## Your instructions
Repeat the records below exactly, leaving out any pictures.

## Data for this task
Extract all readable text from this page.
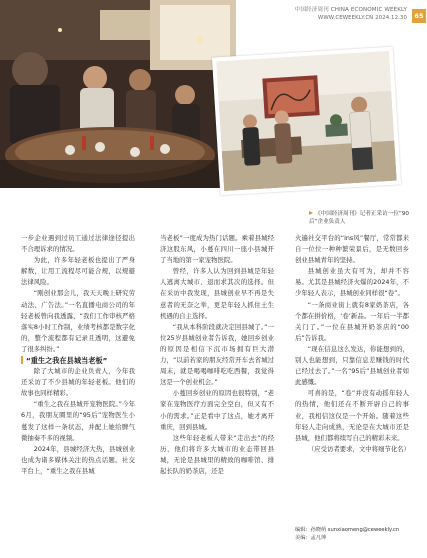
中国经济周刊 CHINA ECONOMIC WEEKLY
WWW.CEWEEKLY.CN 2024.12.30	65
《中国经济周刊》记者正采访一位“90 后”企业负责人

一步企业遇到过员工通过法律途径提出不合理诉求的情况。

为此，许多年轻老板也提出了严身解数，让用工流程尽可能合规，以规避法律风险。

“刚创业那会儿，我天天晚上研究劳动法、广告法。”一名直播电商公司的年轻老板曾向我透露，“我们工作审核严格落实8小时工作制，业绩考核都是数字化的，整个流程都有记录且透明，这避免了很多纠纷。”

“重生之我在县城当老板”

除了大城市的企业负责人，今年我还采访了不少县城的年轻老板。他们的故事也同样精彩。

“重生之我在县城开宠物医院。”今年6月，我朋友圈里的“95后”宠物医生小蔓发了这样一条状态，并配上她给脾气微抽奏不多的视频。

2024年，县城经济大热，县城创业也成为诸多媒体关注的热点话题。社交平台上，“重生之我在县城

当老板”一度成为热门话题。乘着县城经济这股东风，小蔓在四川一座小县城开了当地的第一家宠物医院。

曾经，许多人认为回到县城是年轻人逃离大城市、退而求其次的选择。但在采访中我发现，县城创业早不再是失意者的无奈之举，更是年轻人抓住土生机遇的自主选择。

“我从本科阶段就决定回县城了。”一位25岁县城创业者告诉我，她回乡创业的原因是相信下沉市场拥有巨大潜力，“以前若家的朋友经常开车去省城过周末，就是喝喝咖啡吃吃西餐，我觉得这是一个创业机会。”

小蔓回乡创业的原因也很特别，“老家在宠物医疗方面完全空白，但又有不小的需求。”正是看中了这点，她才离开重庆，回到县城。

这些年轻老板人带来“走出去”的经历，他们将许多大城市的业态带回县城，无论是县城里的精致的咖啡馆、排起长队的奶茶店，还是

火遍社交平台的“ins风”餐厅，常常都来自一位位一种种繁荣景后，是无数回乡创业县城青年的坚持。

县城创业虽大有可为，却并不容易。尤其是县城经济火爆的2024年，不少年轻人表示，县城创业同样很“卷”。

“一条商业街上就有8家奶茶店，各个都在拼价格，‘卷’新品。一年后一半都关门了。”一位在县城开奶茶店的“00后”告诉我。

“现在信息这么发达，你能想到的，别人也能想到，只靠信息差赚钱的时代已经过去了。”一名“95后”县城创业者如此感慨。

可喜的是，“卷”并没有动摇年轻人的热情，他们还在不断开辟自己的事业，我相信这仅是一个开始。随着这些年轻人走向成熟，无论是在大城市还是县城，他们都将续写自己的精彩未来。

（应受访者要求，文中将细节化名）

编辑：孙晓萌 sunxiaomeng@ceweekly.cn
美编：孟凡坤
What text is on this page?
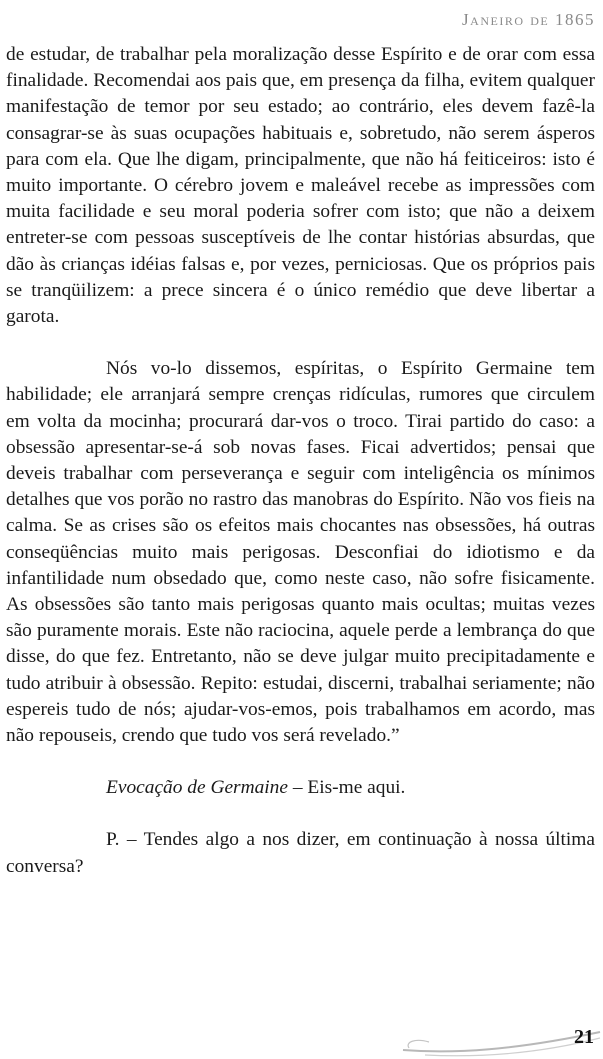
Janeiro de 1865

de estudar, de trabalhar pela moralização desse Espírito e de orar com essa finalidade. Recomendai aos pais que, em presença da filha, evitem qualquer manifestação de temor por seu estado; ao contrário, eles devem fazê-la consagrar-se às suas ocupações habituais e, sobretudo, não serem ásperos para com ela. Que lhe digam, principalmente, que não há feiticeiros: isto é muito importante. O cérebro jovem e maleável recebe as impressões com muita facilidade e seu moral poderia sofrer com isto; que não a deixem entreter-se com pessoas susceptíveis de lhe contar histórias absurdas, que dão às crianças idéias falsas e, por vezes, perniciosas. Que os próprios pais se tranqüilizem: a prece sincera é o único remédio que deve libertar a garota.

Nós vo-lo dissemos, espíritas, o Espírito Germaine tem habilidade; ele arranjará sempre crenças ridículas, rumores que circulem em volta da mocinha; procurará dar-vos o troco. Tirai partido do caso: a obsessão apresentar-se-á sob novas fases. Ficai advertidos; pensai que deveis trabalhar com perseverança e seguir com inteligência os mínimos detalhes que vos porão no rastro das manobras do Espírito. Não vos fieis na calma. Se as crises são os efeitos mais chocantes nas obsessões, há outras conseqüências muito mais perigosas. Desconfiai do idiotismo e da infantilidade num obsedado que, como neste caso, não sofre fisicamente. As obsessões são tanto mais perigosas quanto mais ocultas; muitas vezes são puramente morais. Este não raciocina, aquele perde a lembrança do que disse, do que fez. Entretanto, não se deve julgar muito precipitadamente e tudo atribuir à obsessão. Repito: estudai, discerni, trabalhai seriamente; não espereis tudo de nós; ajudar-vos-emos, pois trabalhamos em acordo, mas não repouseis, crendo que tudo vos será revelado.”

Evocação de Germaine – Eis-me aqui.

P. – Tendes algo a nos dizer, em continuação à nossa última conversa?

21
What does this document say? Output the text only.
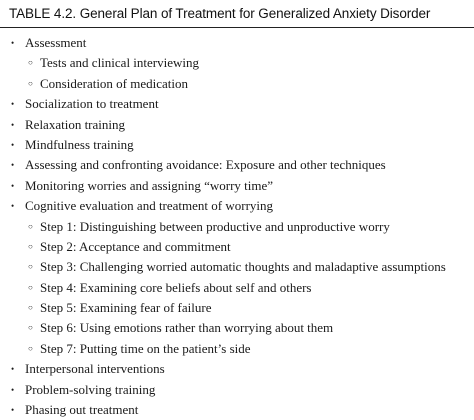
TABLE 4.2. General Plan of Treatment for Generalized Anxiety Disorder
• Assessment
○ Tests and clinical interviewing
○ Consideration of medication
• Socialization to treatment
• Relaxation training
• Mindfulness training
• Assessing and confronting avoidance: Exposure and other techniques
• Monitoring worries and assigning “worry time”
• Cognitive evaluation and treatment of worrying
○ Step 1: Distinguishing between productive and unproductive worry
○ Step 2: Acceptance and commitment
○ Step 3: Challenging worried automatic thoughts and maladaptive assumptions
○ Step 4: Examining core beliefs about self and others
○ Step 5: Examining fear of failure
○ Step 6: Using emotions rather than worrying about them
○ Step 7: Putting time on the patient’s side
• Interpersonal interventions
• Problem-solving training
• Phasing out treatment
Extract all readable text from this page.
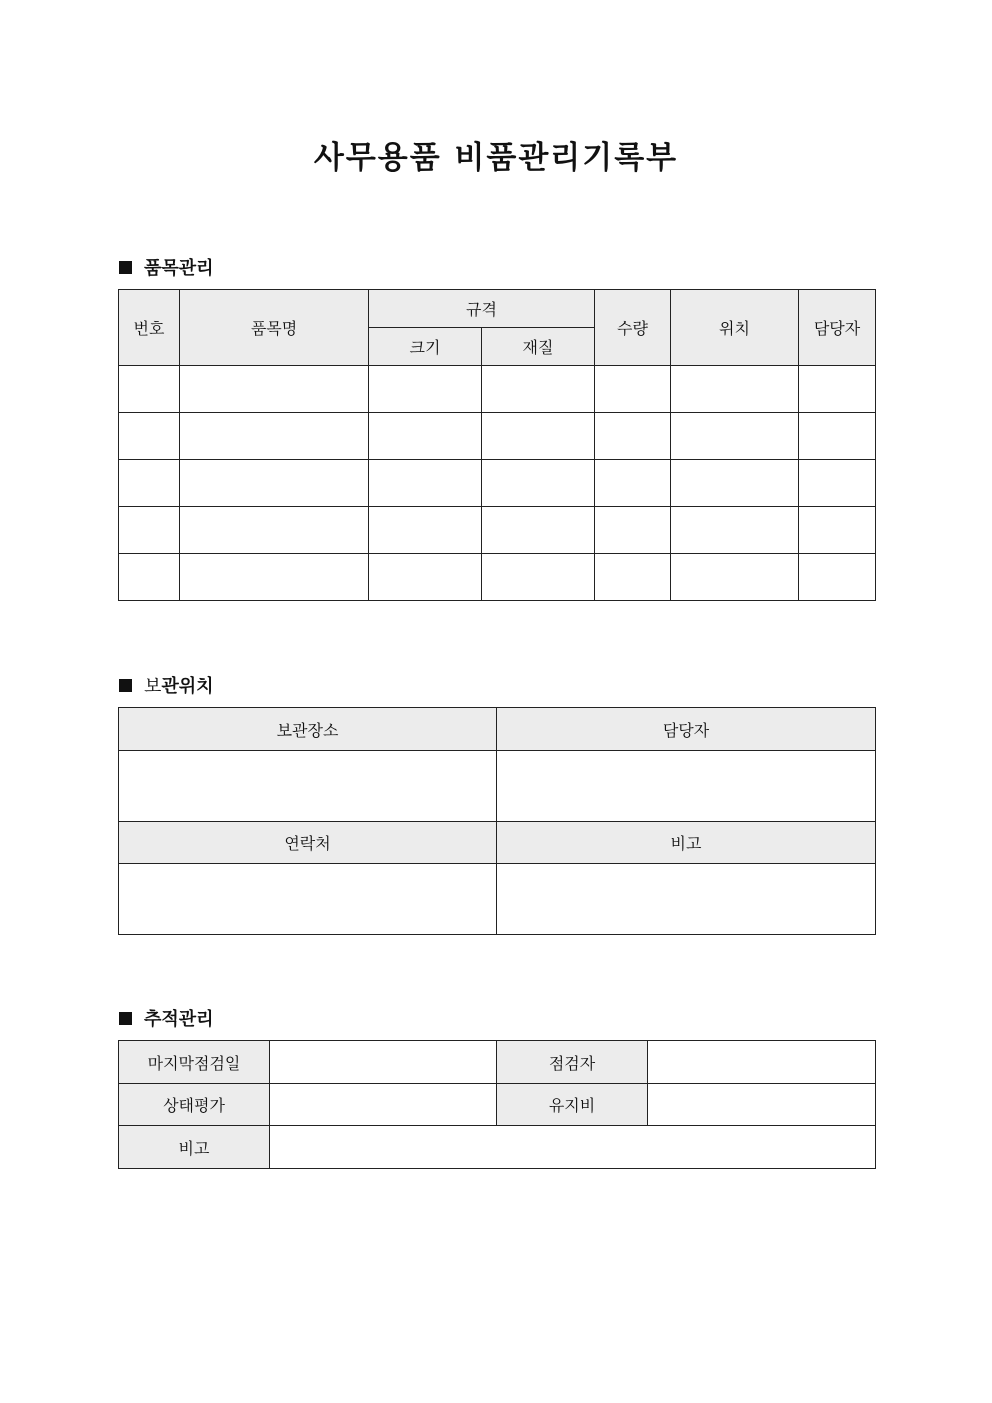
사무용품 비품관리기록부
품목관리
번호	품목명	규격		수량	위치	담당자
		크기	재질			

보 관위치
보관장소	담당자

연락처	비고

추적관리
마지막점검일		점검자	
상태평가		유지비	
비고			
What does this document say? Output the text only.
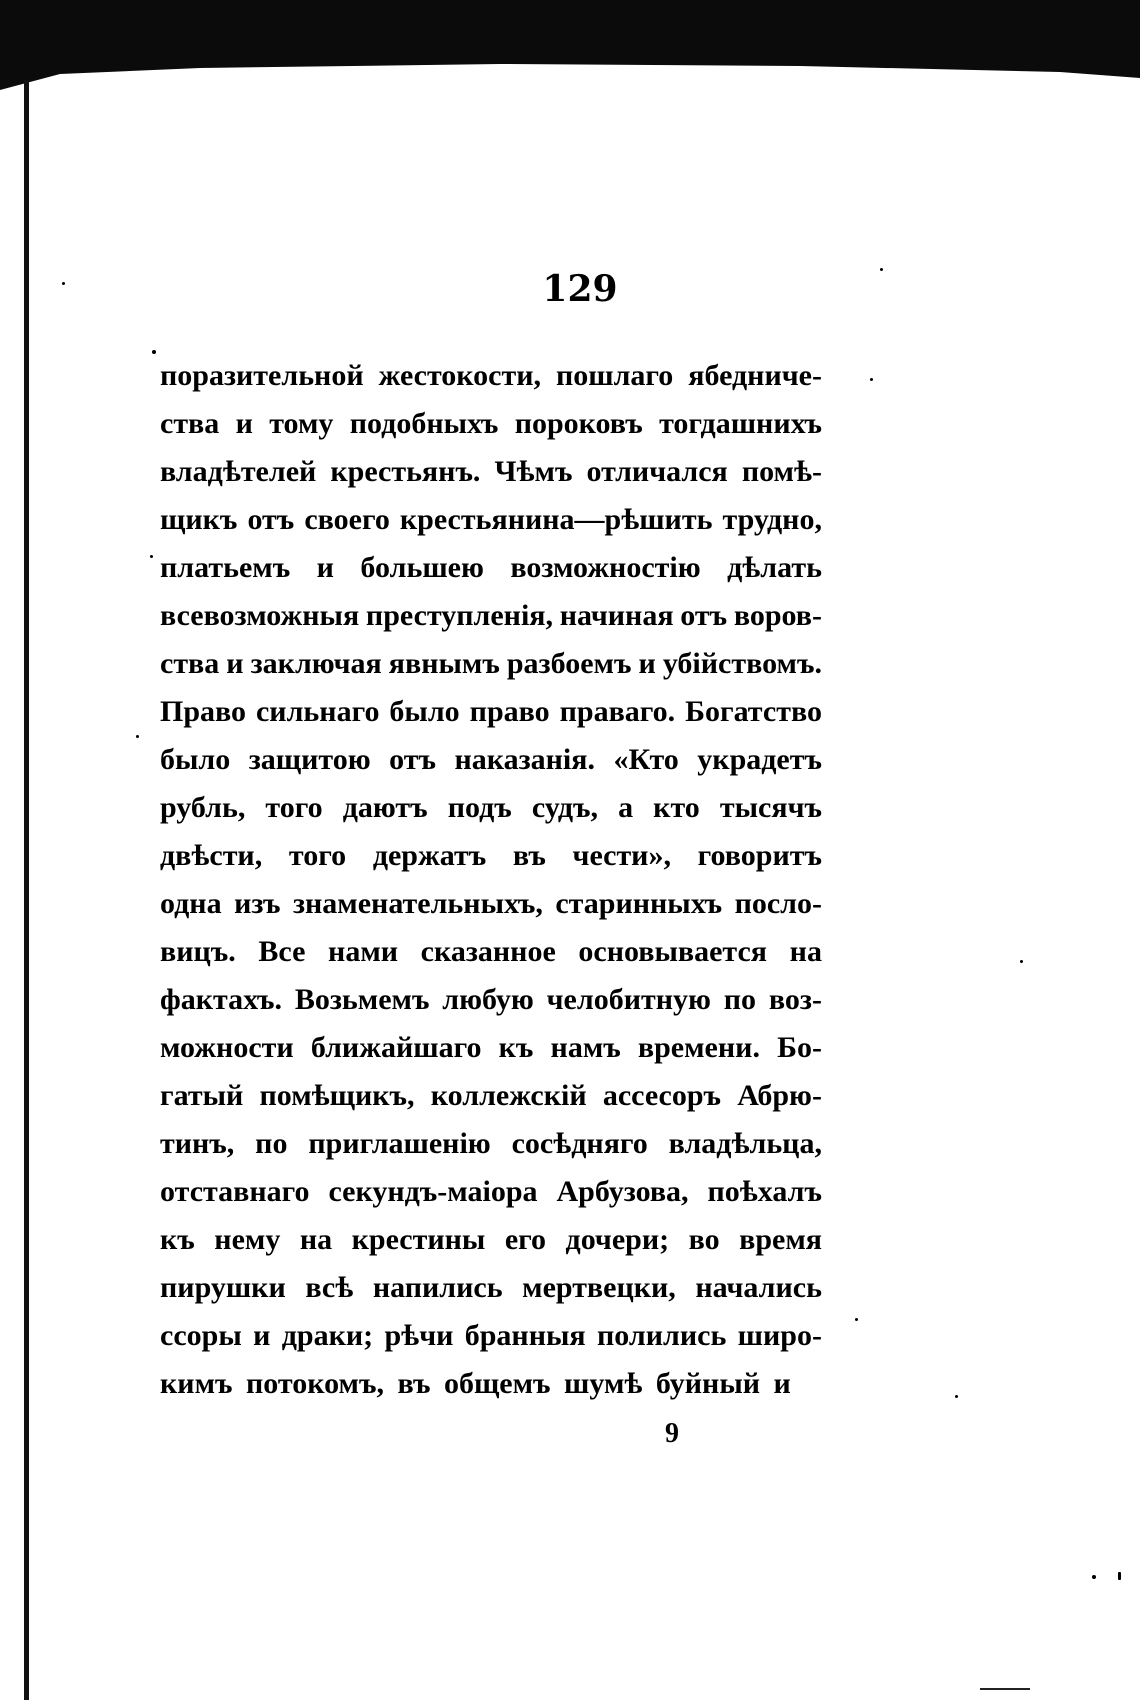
129
поразительной жестокости, пошлаго ябедниче-
ства и тому подобныхъ пороковъ тогдашнихъ
владѣтелей крестьянъ. Чѣмъ отличался помѣ-
щикъ отъ своего крестьянина—рѣшить трудно,
платьемъ и большею возможностію дѣлать
всевозможныя преступленія, начиная отъ воров-
ства и заключая явнымъ разбоемъ и убійствомъ.
Право сильнаго было право праваго. Богатство
было защитою отъ наказанія. «Кто украдетъ
рубль, того даютъ подъ судъ, а кто тысячъ
двѣсти, того держатъ въ чести», говоритъ
одна изъ знаменательныхъ, старинныхъ посло-
вицъ. Все нами сказанное основывается на
фактахъ. Возьмемъ любую челобитную по воз-
можности ближайшаго къ намъ времени. Бо-
гатый помѣщикъ, коллежскій ассесоръ Абрю-
тинъ, по приглашенію сосѣдняго владѣльца,
отставнаго секундъ-маіора Арбузова, поѣхалъ
къ нему на крестины его дочери; во время
пирушки всѣ напились мертвецки, начались
ссоры и драки; рѣчи бранныя полились широ-
кимъ потокомъ, въ общемъ шумѣ буйный и
9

## Full response
Extract all readable text from this page.
中国经济周刊 CHINA ECONOMIC WEEKLY
WWW.CEWEEKLY.CN 2024.12.30	65
《中国经济周刊》记者正采访一位“90 后”企业负责人

一步企业遇到过员工通过法律途径提出不合理诉求的情况。

为此，许多年轻老板也提出了严身解数，让用工流程尽可能合规，以规避法律风险。

“刚创业那会儿，我天天晚上研究劳动法、广告法。”一名直播电商公司的年轻老板曾向我透露，“我们工作审核严格落实8小时工作制，业绩考核都是数字化的，整个流程都有记录且透明，这避免了很多纠纷。”

“重生之我在县城当老板”

除了大城市的企业负责人，今年我还采访了不少县城的年轻老板。他们的故事也同样精彩。

“重生之我在县城开宠物医院。”今年6月，我朋友圈里的“95后”宠物医生小蔓发了这样一条状态，并配上她给脾气微抽奏不多的视频。

2024年，县城经济大热，县城创业也成为诸多媒体关注的热点话题。社交平台上，“重生之我在县城

当老板”一度成为热门话题。乘着县城经济这股东风，小蔓在四川一座小县城开了当地的第一家宠物医院。

曾经，许多人认为回到县城是年轻人逃离大城市、退而求其次的选择。但在采访中我发现，县城创业早不再是失意者的无奈之举，更是年轻人抓住土生机遇的自主选择。

“我从本科阶段就决定回县城了。”一位25岁县城创业者告诉我，她回乡创业的原因是相信下沉市场拥有巨大潜力，“以前若家的朋友经常开车去省城过周末，就是喝喝咖啡吃吃西餐，我觉得这是一个创业机会。”

小蔓回乡创业的原因也很特别，“老家在宠物医疗方面完全空白，但又有不小的需求。”正是看中了这点，她才离开重庆，回到县城。

这些年轻老板人带来“走出去”的经历，他们将许多大城市的业态带回县城，无论是县城里的精致的咖啡馆、排起长队的奶茶店，还是

火遍社交平台的“ins风”餐厅，常常都来自一位位一种种繁荣景后，是无数回乡创业县城青年的坚持。

县城创业虽大有可为，却并不容易。尤其是县城经济火爆的2024年，不少年轻人表示，县城创业同样很“卷”。

“一条商业街上就有8家奶茶店，各个都在拼价格，‘卷’新品。一年后一半都关门了。”一位在县城开奶茶店的“00后”告诉我。

“现在信息这么发达，你能想到的，别人也能想到，只靠信息差赚钱的时代已经过去了。”一名“95后”县城创业者如此感慨。

可喜的是，“卷”并没有动摇年轻人的热情，他们还在不断开辟自己的事业，我相信这仅是一个开始。随着这些年轻人走向成熟，无论是在大城市还是县城，他们都将续写自己的精彩未来。

（应受访者要求，文中将细节化名）

编辑：孙晓萌 sunxiaomeng@ceweekly.cn
美编：孟凡坤
What text is on this page?
Janeiro de 1865

de estudar, de trabalhar pela moralização desse Espírito e de orar com essa finalidade. Recomendai aos pais que, em presença da filha, evitem qualquer manifestação de temor por seu estado; ao contrário, eles devem fazê-la consagrar-se às suas ocupações habituais e, sobretudo, não serem ásperos para com ela. Que lhe digam, principalmente, que não há feiticeiros: isto é muito importante. O cérebro jovem e maleável recebe as impressões com muita facilidade e seu moral poderia sofrer com isto; que não a deixem entreter-se com pessoas susceptíveis de lhe contar histórias absurdas, que dão às crianças idéias falsas e, por vezes, perniciosas. Que os próprios pais se tranqüilizem: a prece sincera é o único remédio que deve libertar a garota.

Nós vo-lo dissemos, espíritas, o Espírito Germaine tem habilidade; ele arranjará sempre crenças ridículas, rumores que circulem em volta da mocinha; procurará dar-vos o troco. Tirai partido do caso: a obsessão apresentar-se-á sob novas fases. Ficai advertidos; pensai que deveis trabalhar com perseverança e seguir com inteligência os mínimos detalhes que vos porão no rastro das manobras do Espírito. Não vos fieis na calma. Se as crises são os efeitos mais chocantes nas obsessões, há outras conseqüências muito mais perigosas. Desconfiai do idiotismo e da infantilidade num obsedado que, como neste caso, não sofre fisicamente. As obsessões são tanto mais perigosas quanto mais ocultas; muitas vezes são puramente morais. Este não raciocina, aquele perde a lembrança do que disse, do que fez. Entretanto, não se deve julgar muito precipitadamente e tudo atribuir à obsessão. Repito: estudai, discerni, trabalhai seriamente; não espereis tudo de nós; ajudar-vos-emos, pois trabalhamos em acordo, mas não repouseis, crendo que tudo vos será revelado.”

Evocação de Germaine – Eis-me aqui.

P. – Tendes algo a nos dizer, em continuação à nossa última conversa?

21
What does this document say? Output the text only.
TABLE 4.2. General Plan of Treatment for Generalized Anxiety Disorder
• Assessment
○ Tests and clinical interviewing
○ Consideration of medication
• Socialization to treatment
• Relaxation training
• Mindfulness training
• Assessing and confronting avoidance: Exposure and other techniques
• Monitoring worries and assigning “worry time”
• Cognitive evaluation and treatment of worrying
○ Step 1: Distinguishing between productive and unproductive worry
○ Step 2: Acceptance and commitment
○ Step 3: Challenging worried automatic thoughts and maladaptive assumptions
○ Step 4: Examining core beliefs about self and others
○ Step 5: Examining fear of failure
○ Step 6: Using emotions rather than worrying about them
○ Step 7: Putting time on the patient’s side
• Interpersonal interventions
• Problem-solving training
• Phasing out treatment
Extract all readable text from this page.
사무용품 비품관리기록부
품목관리
번호	품목명	규격		수량	위치	담당자
		크기	재질			

보 관위치
보관장소	담당자

연락처	비고

추적관리
마지막점검일		점검자	
상태평가		유지비	
비고			
What does this document say? Output the text only.
129
поразительной жестокости, пошлаго ябедниче-
ства и тому подобныхъ пороковъ тогдашнихъ
владѣтелей крестьянъ. Чѣмъ отличался помѣ-
щикъ отъ своего крестьянина—рѣшить трудно,
платьемъ и большею возможностію дѣлать
всевозможныя преступленія, начиная отъ воров-
ства и заключая явнымъ разбоемъ и убійствомъ.
Право сильнаго было право праваго. Богатство
было защитою отъ наказанія. «Кто украдетъ
рубль, того даютъ подъ судъ, а кто тысячъ
двѣсти, того держатъ въ чести», говоритъ
одна изъ знаменательныхъ, старинныхъ посло-
вицъ. Все нами сказанное основывается на
фактахъ. Возьмемъ любую челобитную по воз-
можности ближайшаго къ намъ времени. Бо-
гатый помѣщикъ, коллежскій ассесоръ Абрю-
тинъ, по приглашенію сосѣдняго владѣльца,
отставнаго секундъ-маіора Арбузова, поѣхалъ
къ нему на крестины его дочери; во время
пирушки всѣ напились мертвецки, начались
ссоры и драки; рѣчи бранныя полились широ-
кимъ потокомъ, въ общемъ шумѣ буйный и
9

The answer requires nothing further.